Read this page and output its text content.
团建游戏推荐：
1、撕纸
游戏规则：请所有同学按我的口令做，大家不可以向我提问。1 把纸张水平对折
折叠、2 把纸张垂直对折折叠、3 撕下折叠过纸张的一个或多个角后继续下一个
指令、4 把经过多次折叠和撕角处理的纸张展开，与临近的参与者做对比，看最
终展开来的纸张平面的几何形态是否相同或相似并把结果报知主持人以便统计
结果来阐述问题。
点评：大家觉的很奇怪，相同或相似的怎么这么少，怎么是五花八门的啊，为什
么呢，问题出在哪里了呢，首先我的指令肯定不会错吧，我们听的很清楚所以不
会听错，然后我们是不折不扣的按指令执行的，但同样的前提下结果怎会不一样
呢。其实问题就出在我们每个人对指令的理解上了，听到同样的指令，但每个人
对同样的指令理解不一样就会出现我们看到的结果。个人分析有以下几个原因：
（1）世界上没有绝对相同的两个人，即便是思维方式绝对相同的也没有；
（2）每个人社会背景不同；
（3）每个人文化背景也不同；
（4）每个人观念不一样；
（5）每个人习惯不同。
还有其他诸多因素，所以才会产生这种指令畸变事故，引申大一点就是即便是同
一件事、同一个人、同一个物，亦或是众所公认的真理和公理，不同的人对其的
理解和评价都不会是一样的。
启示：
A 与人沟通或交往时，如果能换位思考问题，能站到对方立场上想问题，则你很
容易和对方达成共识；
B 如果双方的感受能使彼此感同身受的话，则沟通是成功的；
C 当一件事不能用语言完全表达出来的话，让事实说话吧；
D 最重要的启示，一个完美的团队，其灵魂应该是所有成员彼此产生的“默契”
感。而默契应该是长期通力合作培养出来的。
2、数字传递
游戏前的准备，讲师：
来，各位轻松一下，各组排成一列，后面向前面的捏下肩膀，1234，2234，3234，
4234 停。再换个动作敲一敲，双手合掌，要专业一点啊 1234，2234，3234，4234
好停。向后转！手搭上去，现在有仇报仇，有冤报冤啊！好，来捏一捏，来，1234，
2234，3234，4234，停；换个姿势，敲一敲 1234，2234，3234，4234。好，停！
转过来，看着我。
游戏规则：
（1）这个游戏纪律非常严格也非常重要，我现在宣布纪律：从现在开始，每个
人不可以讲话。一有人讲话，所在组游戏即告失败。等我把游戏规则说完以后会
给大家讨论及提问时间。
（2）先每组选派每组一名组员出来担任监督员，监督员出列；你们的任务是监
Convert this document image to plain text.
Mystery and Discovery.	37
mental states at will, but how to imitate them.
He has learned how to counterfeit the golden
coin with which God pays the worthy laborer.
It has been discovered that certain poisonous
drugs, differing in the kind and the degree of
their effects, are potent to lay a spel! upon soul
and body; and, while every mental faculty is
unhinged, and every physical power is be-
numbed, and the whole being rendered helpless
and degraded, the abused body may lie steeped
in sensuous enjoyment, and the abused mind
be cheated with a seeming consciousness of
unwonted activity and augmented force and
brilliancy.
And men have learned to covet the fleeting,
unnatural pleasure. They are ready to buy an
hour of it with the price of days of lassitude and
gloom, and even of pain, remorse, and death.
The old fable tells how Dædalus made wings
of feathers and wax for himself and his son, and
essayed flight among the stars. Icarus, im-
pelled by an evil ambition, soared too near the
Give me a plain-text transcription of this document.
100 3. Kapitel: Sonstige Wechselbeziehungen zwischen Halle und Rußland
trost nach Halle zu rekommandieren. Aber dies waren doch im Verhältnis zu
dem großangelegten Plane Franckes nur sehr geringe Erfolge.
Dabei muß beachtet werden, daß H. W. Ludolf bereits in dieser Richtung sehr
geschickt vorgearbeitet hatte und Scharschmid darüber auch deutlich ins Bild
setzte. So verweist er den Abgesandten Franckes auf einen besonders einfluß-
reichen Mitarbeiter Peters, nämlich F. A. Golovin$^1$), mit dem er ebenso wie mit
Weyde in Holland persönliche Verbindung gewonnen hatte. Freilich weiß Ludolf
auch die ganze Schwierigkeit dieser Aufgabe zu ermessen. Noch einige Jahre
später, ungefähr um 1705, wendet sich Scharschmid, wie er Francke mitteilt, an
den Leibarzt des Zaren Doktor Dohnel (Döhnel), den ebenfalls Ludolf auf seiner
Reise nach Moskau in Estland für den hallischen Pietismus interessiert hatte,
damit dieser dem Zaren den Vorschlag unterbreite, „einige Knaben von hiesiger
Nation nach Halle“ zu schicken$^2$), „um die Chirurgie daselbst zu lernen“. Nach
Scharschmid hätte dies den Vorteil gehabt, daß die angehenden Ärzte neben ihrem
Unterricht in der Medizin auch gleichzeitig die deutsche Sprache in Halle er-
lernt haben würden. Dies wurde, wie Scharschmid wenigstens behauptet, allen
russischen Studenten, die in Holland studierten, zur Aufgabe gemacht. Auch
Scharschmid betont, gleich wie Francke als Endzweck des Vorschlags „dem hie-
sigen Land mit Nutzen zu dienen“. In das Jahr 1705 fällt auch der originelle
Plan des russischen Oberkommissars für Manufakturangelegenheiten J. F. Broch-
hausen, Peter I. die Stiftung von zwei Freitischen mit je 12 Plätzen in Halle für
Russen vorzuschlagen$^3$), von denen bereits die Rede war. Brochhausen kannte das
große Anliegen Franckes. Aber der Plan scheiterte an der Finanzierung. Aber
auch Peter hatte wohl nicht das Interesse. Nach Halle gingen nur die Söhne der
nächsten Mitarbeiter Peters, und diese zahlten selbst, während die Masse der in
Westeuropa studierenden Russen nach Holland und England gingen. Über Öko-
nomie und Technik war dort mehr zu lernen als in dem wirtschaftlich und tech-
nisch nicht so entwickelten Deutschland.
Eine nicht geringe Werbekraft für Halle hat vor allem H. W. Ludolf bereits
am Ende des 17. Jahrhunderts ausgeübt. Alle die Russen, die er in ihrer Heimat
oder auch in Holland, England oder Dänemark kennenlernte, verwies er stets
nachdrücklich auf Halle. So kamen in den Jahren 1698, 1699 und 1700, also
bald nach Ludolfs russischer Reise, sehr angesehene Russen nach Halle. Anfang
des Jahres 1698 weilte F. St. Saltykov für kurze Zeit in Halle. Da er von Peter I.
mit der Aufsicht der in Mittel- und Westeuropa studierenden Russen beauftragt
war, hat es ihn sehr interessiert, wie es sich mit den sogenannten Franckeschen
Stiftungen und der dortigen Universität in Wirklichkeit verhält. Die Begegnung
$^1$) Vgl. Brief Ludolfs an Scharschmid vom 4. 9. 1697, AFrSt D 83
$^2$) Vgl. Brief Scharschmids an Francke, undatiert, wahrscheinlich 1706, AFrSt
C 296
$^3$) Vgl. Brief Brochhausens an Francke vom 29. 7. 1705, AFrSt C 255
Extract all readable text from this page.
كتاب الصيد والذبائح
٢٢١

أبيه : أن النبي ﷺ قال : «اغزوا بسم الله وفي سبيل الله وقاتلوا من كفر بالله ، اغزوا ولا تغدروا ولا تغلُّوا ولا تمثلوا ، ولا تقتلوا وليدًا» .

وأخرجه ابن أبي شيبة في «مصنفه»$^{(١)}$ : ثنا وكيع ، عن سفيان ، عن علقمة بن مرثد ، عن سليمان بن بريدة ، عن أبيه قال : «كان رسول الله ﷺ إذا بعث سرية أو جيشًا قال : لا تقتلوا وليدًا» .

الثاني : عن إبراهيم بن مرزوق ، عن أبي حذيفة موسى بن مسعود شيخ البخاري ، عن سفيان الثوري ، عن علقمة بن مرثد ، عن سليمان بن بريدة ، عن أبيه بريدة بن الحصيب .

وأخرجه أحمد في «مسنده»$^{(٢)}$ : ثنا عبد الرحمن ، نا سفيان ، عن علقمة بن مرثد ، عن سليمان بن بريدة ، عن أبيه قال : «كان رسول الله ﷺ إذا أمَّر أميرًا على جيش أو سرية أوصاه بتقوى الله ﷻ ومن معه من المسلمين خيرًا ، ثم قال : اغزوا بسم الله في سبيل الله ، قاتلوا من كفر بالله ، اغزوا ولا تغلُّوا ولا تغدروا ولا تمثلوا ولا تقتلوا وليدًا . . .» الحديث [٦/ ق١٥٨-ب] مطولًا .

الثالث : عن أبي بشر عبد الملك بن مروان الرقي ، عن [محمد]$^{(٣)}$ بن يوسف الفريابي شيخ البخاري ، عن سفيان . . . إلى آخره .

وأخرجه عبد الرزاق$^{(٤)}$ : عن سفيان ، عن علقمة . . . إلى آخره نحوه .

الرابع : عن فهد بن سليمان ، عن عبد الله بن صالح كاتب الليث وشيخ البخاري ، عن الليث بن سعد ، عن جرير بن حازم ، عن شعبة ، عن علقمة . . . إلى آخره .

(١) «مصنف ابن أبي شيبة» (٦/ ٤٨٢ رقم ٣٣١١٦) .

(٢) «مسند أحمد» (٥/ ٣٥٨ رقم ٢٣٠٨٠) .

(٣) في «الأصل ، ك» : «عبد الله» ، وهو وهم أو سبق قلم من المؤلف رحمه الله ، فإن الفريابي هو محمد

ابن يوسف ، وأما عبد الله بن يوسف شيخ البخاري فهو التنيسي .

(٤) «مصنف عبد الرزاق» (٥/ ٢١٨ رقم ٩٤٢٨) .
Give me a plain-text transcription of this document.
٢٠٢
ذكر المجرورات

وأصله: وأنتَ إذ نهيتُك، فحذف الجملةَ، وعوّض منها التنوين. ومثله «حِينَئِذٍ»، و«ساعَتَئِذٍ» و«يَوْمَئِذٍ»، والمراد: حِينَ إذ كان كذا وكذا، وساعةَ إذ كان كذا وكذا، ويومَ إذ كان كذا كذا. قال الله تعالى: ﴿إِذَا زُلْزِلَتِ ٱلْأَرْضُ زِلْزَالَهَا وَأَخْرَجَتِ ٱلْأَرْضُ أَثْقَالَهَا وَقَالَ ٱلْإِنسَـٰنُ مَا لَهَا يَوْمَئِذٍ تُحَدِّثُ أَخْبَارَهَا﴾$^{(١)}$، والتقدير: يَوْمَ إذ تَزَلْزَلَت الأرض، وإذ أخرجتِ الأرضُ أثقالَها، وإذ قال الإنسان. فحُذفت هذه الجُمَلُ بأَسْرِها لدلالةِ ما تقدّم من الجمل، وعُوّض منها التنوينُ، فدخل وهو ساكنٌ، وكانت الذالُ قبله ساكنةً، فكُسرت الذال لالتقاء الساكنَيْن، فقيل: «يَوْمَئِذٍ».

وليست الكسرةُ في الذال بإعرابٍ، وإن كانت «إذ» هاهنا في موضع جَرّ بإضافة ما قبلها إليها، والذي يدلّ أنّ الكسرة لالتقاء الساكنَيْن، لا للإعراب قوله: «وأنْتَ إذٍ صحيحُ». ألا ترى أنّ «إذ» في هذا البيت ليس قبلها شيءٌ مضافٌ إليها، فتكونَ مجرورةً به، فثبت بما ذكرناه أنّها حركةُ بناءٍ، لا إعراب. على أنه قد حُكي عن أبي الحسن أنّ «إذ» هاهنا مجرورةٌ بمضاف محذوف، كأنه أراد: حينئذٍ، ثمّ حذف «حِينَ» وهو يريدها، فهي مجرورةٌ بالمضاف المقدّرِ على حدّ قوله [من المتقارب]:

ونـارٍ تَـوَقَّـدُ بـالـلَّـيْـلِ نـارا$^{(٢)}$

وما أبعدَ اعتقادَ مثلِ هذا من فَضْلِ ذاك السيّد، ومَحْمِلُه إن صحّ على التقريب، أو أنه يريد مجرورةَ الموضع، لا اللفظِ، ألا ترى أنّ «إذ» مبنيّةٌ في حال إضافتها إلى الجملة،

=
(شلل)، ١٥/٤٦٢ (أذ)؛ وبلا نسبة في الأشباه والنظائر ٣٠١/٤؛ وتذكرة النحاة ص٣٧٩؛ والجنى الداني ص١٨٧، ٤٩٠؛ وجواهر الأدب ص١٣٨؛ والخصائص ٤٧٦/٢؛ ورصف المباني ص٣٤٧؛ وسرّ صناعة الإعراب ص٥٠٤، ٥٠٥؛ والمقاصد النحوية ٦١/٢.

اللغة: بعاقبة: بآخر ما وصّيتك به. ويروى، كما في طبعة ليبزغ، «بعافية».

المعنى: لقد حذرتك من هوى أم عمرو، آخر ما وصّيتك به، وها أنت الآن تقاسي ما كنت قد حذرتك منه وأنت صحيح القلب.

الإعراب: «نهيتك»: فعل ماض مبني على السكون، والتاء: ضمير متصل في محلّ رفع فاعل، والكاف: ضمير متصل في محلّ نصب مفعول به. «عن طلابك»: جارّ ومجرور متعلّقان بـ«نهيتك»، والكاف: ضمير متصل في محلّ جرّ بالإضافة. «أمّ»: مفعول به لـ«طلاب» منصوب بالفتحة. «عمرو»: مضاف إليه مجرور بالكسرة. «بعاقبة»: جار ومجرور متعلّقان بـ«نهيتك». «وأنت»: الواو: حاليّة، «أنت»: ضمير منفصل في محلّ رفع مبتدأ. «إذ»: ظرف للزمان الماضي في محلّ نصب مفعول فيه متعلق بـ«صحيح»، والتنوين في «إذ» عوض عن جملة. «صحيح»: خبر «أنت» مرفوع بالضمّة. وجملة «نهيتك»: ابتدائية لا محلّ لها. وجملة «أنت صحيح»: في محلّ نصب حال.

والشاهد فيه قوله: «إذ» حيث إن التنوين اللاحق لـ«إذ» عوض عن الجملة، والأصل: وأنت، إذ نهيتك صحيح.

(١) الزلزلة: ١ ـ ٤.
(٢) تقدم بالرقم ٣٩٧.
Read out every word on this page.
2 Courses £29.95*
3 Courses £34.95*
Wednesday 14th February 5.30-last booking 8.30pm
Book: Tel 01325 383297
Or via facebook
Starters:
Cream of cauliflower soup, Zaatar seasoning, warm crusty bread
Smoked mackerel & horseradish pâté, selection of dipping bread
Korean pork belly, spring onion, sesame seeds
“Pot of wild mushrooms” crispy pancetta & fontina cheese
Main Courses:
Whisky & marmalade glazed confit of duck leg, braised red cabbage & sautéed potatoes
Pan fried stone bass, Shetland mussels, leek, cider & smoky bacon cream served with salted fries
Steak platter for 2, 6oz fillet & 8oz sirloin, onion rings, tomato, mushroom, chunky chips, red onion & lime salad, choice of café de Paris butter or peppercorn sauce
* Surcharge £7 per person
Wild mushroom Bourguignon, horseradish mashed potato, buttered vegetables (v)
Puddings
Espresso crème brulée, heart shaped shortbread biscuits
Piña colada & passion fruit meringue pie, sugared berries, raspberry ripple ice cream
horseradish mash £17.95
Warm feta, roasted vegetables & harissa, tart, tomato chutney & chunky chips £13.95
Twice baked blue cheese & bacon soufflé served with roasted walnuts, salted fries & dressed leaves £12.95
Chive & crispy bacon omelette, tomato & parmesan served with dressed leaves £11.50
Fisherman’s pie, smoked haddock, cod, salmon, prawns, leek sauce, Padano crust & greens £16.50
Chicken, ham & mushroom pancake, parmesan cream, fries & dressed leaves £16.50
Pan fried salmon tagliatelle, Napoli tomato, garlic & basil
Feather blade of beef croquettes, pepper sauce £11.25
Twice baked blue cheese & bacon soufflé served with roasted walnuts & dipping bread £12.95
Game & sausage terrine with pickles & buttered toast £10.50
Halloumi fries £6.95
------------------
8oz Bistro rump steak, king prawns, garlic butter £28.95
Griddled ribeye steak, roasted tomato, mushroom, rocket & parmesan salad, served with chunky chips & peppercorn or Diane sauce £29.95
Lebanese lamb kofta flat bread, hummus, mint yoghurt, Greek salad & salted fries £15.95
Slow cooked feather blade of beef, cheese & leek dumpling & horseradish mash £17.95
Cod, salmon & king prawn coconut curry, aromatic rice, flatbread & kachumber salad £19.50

..........

Exercise task >>
Establish how many lines of the material above hold the word "horseradish". Nothing but the count should be returned.

Task output >>
4